▶ [Task directions]:
Leave out the pictures and copy everything else below exactly.

- - - -

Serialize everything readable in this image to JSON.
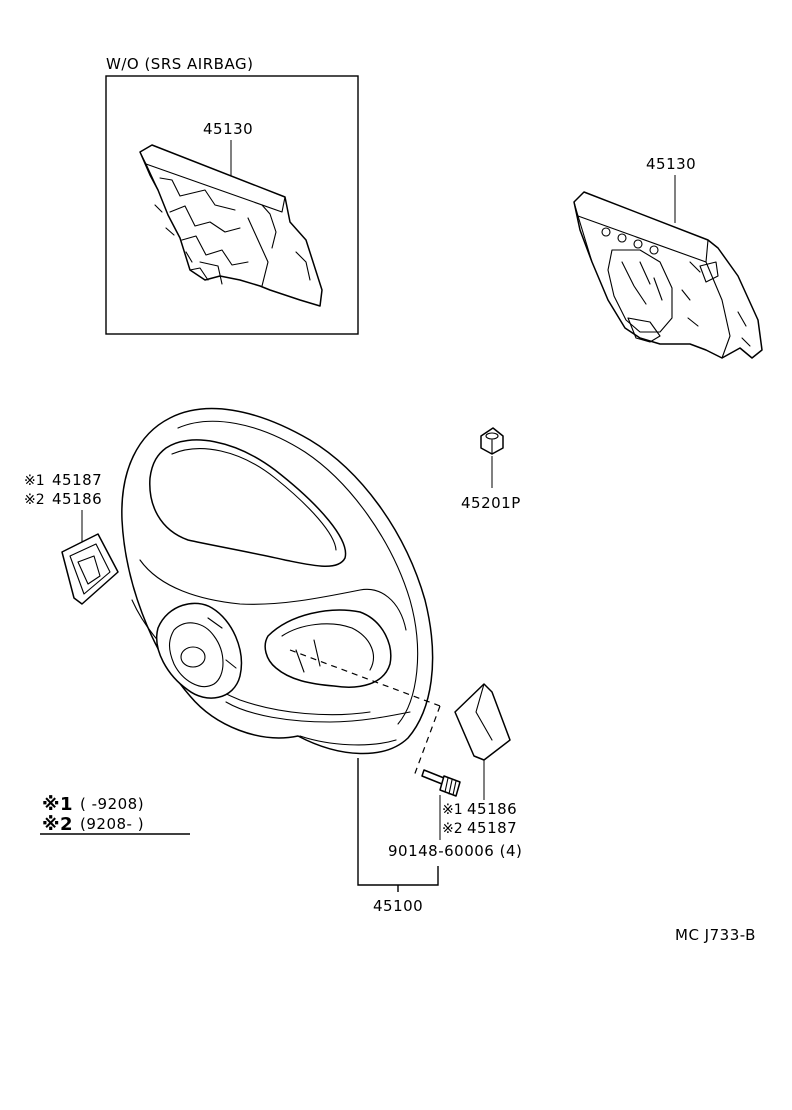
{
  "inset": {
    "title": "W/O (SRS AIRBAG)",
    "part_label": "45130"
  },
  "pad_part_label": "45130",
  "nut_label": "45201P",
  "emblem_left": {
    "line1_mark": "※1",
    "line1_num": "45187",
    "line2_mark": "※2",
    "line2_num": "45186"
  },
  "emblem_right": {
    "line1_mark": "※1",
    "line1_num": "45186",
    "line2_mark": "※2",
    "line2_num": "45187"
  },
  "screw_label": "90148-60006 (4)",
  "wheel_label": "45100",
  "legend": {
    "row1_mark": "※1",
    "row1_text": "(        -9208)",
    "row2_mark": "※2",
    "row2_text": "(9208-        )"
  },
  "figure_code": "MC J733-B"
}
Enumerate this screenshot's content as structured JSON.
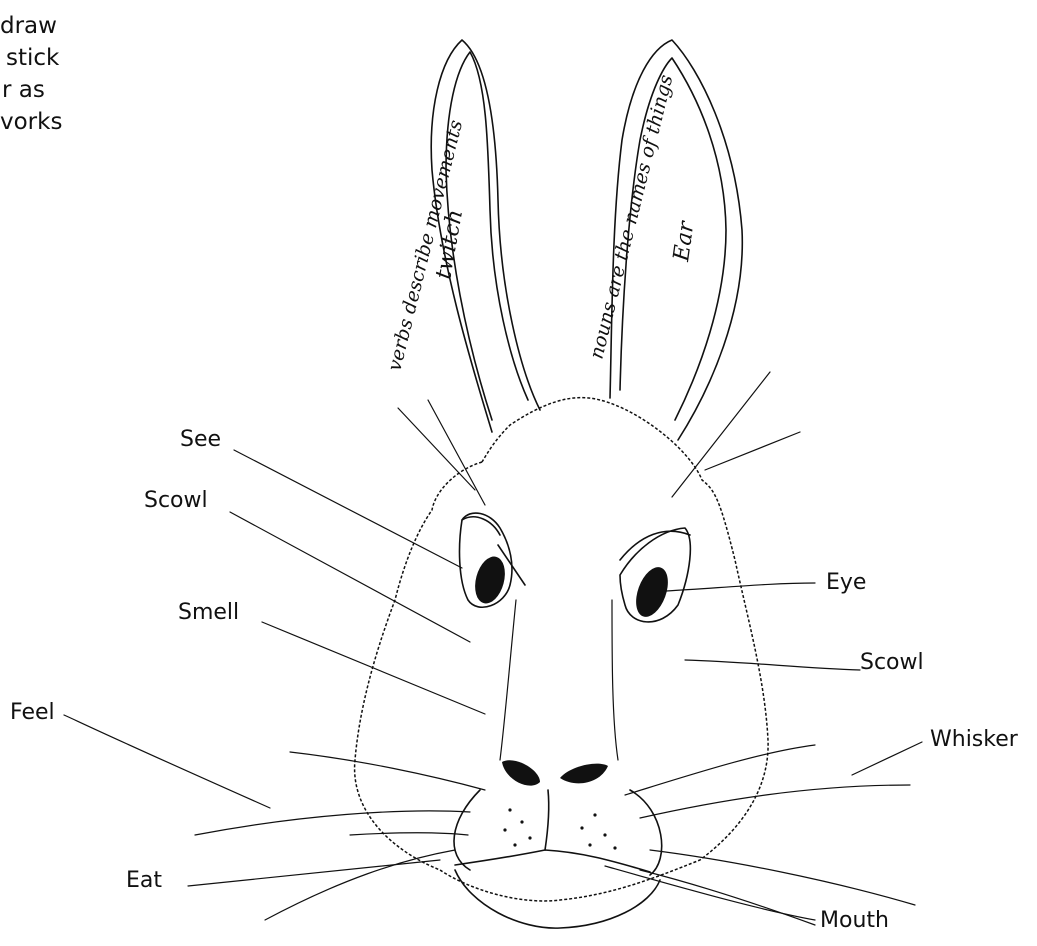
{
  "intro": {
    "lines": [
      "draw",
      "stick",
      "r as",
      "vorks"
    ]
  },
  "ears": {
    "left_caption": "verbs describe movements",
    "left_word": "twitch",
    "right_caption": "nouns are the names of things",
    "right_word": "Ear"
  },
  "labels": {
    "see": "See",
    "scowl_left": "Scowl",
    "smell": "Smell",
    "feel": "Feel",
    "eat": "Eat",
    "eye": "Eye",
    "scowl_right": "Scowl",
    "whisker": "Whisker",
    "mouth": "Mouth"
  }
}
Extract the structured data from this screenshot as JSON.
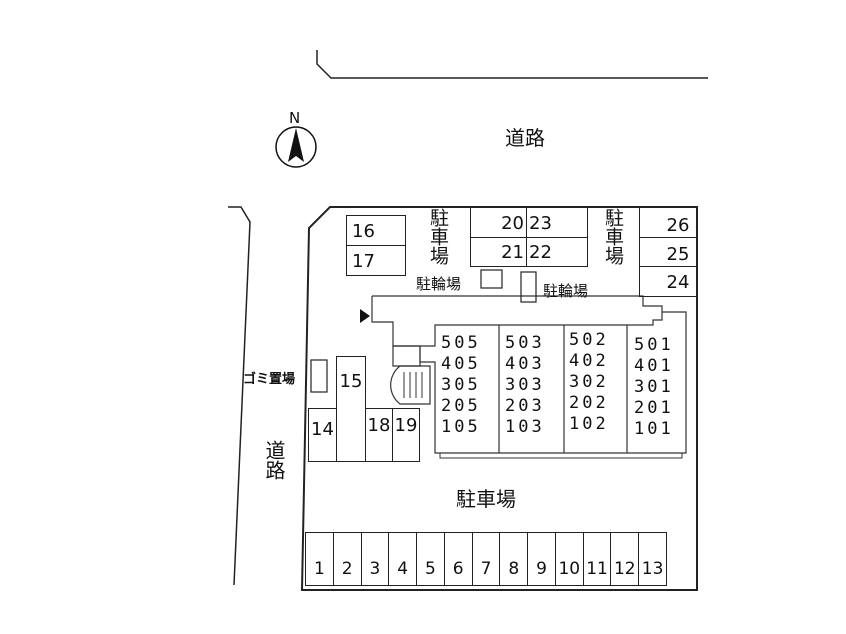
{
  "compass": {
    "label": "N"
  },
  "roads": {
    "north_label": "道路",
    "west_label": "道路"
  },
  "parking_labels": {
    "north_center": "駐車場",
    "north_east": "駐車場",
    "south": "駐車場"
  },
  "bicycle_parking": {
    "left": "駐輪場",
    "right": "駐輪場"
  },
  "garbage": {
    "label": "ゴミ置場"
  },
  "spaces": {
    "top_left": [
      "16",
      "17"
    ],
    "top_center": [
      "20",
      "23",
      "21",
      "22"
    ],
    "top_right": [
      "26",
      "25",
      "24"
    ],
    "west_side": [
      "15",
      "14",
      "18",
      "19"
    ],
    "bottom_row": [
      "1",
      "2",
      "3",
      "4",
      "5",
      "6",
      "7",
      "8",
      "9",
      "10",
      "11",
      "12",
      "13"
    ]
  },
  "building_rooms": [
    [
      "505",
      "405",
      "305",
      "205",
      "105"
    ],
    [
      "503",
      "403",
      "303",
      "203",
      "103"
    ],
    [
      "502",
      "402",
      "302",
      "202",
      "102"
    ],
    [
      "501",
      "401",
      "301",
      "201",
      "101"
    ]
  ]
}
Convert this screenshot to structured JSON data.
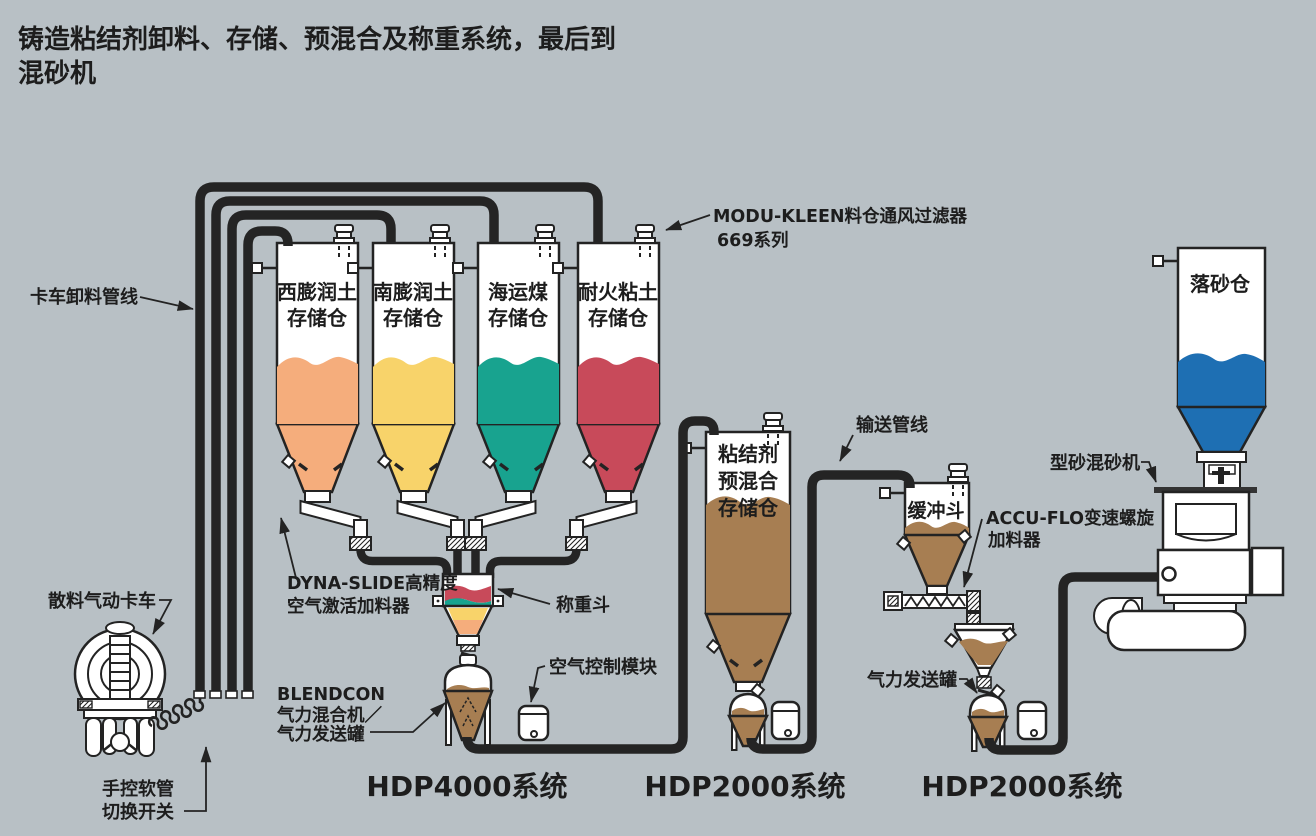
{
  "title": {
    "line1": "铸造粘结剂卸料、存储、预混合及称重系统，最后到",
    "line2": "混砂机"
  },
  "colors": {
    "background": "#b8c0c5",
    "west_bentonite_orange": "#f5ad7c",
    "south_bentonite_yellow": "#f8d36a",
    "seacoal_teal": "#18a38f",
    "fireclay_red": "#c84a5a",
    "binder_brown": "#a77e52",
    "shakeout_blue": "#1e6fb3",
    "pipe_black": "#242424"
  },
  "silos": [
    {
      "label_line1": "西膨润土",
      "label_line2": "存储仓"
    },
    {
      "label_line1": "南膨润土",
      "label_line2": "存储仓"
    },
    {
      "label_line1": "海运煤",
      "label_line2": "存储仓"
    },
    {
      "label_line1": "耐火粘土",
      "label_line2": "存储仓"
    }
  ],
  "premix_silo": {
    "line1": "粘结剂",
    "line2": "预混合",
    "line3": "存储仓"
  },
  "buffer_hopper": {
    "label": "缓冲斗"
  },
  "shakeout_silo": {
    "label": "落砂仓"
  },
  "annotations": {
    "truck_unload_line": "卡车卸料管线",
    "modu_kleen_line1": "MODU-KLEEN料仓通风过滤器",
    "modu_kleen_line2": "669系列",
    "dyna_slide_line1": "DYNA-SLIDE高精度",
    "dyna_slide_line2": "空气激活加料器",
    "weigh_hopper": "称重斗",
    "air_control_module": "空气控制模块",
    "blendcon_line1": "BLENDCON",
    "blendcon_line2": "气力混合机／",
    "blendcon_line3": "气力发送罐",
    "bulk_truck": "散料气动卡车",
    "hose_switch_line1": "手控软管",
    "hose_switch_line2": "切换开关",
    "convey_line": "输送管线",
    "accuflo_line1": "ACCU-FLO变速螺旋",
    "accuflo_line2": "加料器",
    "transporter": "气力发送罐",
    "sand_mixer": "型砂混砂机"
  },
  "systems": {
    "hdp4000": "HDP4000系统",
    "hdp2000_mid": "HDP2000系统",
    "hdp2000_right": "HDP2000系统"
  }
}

- - - -

▶ [Answer to the exercise]:
Serialize everything readable in this image to JSON.
{
  "inset": {
    "title": "W/O (SRS AIRBAG)",
    "part_label": "45130"
  },
  "pad_part_label": "45130",
  "nut_label": "45201P",
  "emblem_left": {
    "line1_mark": "※1",
    "line1_num": "45187",
    "line2_mark": "※2",
    "line2_num": "45186"
  },
  "emblem_right": {
    "line1_mark": "※1",
    "line1_num": "45186",
    "line2_mark": "※2",
    "line2_num": "45187"
  },
  "screw_label": "90148-60006 (4)",
  "wheel_label": "45100",
  "legend": {
    "row1_mark": "※1",
    "row1_text": "(        -9208)",
    "row2_mark": "※2",
    "row2_text": "(9208-        )"
  },
  "figure_code": "MC J733-B"
}
Enumerate this screenshot's content as structured JSON.
{
  "intro": {
    "lines": [
      "draw",
      "stick",
      "r as",
      "vorks"
    ]
  },
  "ears": {
    "left_caption": "verbs describe movements",
    "left_word": "twitch",
    "right_caption": "nouns are the names of things",
    "right_word": "Ear"
  },
  "labels": {
    "see": "See",
    "scowl_left": "Scowl",
    "smell": "Smell",
    "feel": "Feel",
    "eat": "Eat",
    "eye": "Eye",
    "scowl_right": "Scowl",
    "whisker": "Whisker",
    "mouth": "Mouth"
  }
}
Extract the structured data from this screenshot as JSON.
{
  "compass": {
    "label": "N"
  },
  "roads": {
    "north_label": "道路",
    "west_label": "道路"
  },
  "parking_labels": {
    "north_center": "駐車場",
    "north_east": "駐車場",
    "south": "駐車場"
  },
  "bicycle_parking": {
    "left": "駐輪場",
    "right": "駐輪場"
  },
  "garbage": {
    "label": "ゴミ置場"
  },
  "spaces": {
    "top_left": [
      "16",
      "17"
    ],
    "top_center": [
      "20",
      "23",
      "21",
      "22"
    ],
    "top_right": [
      "26",
      "25",
      "24"
    ],
    "west_side": [
      "15",
      "14",
      "18",
      "19"
    ],
    "bottom_row": [
      "1",
      "2",
      "3",
      "4",
      "5",
      "6",
      "7",
      "8",
      "9",
      "10",
      "11",
      "12",
      "13"
    ]
  },
  "building_rooms": [
    [
      "505",
      "405",
      "305",
      "205",
      "105"
    ],
    [
      "503",
      "403",
      "303",
      "203",
      "103"
    ],
    [
      "502",
      "402",
      "302",
      "202",
      "102"
    ],
    [
      "501",
      "401",
      "301",
      "201",
      "101"
    ]
  ]
}
Convert this screenshot to structured JSON data.
{
  "title": {
    "line1": "铸造粘结剂卸料、存储、预混合及称重系统，最后到",
    "line2": "混砂机"
  },
  "colors": {
    "background": "#b8c0c5",
    "west_bentonite_orange": "#f5ad7c",
    "south_bentonite_yellow": "#f8d36a",
    "seacoal_teal": "#18a38f",
    "fireclay_red": "#c84a5a",
    "binder_brown": "#a77e52",
    "shakeout_blue": "#1e6fb3",
    "pipe_black": "#242424"
  },
  "silos": [
    {
      "label_line1": "西膨润土",
      "label_line2": "存储仓"
    },
    {
      "label_line1": "南膨润土",
      "label_line2": "存储仓"
    },
    {
      "label_line1": "海运煤",
      "label_line2": "存储仓"
    },
    {
      "label_line1": "耐火粘土",
      "label_line2": "存储仓"
    }
  ],
  "premix_silo": {
    "line1": "粘结剂",
    "line2": "预混合",
    "line3": "存储仓"
  },
  "buffer_hopper": {
    "label": "缓冲斗"
  },
  "shakeout_silo": {
    "label": "落砂仓"
  },
  "annotations": {
    "truck_unload_line": "卡车卸料管线",
    "modu_kleen_line1": "MODU-KLEEN料仓通风过滤器",
    "modu_kleen_line2": "669系列",
    "dyna_slide_line1": "DYNA-SLIDE高精度",
    "dyna_slide_line2": "空气激活加料器",
    "weigh_hopper": "称重斗",
    "air_control_module": "空气控制模块",
    "blendcon_line1": "BLENDCON",
    "blendcon_line2": "气力混合机／",
    "blendcon_line3": "气力发送罐",
    "bulk_truck": "散料气动卡车",
    "hose_switch_line1": "手控软管",
    "hose_switch_line2": "切换开关",
    "convey_line": "输送管线",
    "accuflo_line1": "ACCU-FLO变速螺旋",
    "accuflo_line2": "加料器",
    "transporter": "气力发送罐",
    "sand_mixer": "型砂混砂机"
  },
  "systems": {
    "hdp4000": "HDP4000系统",
    "hdp2000_mid": "HDP2000系统",
    "hdp2000_right": "HDP2000系统"
  }
}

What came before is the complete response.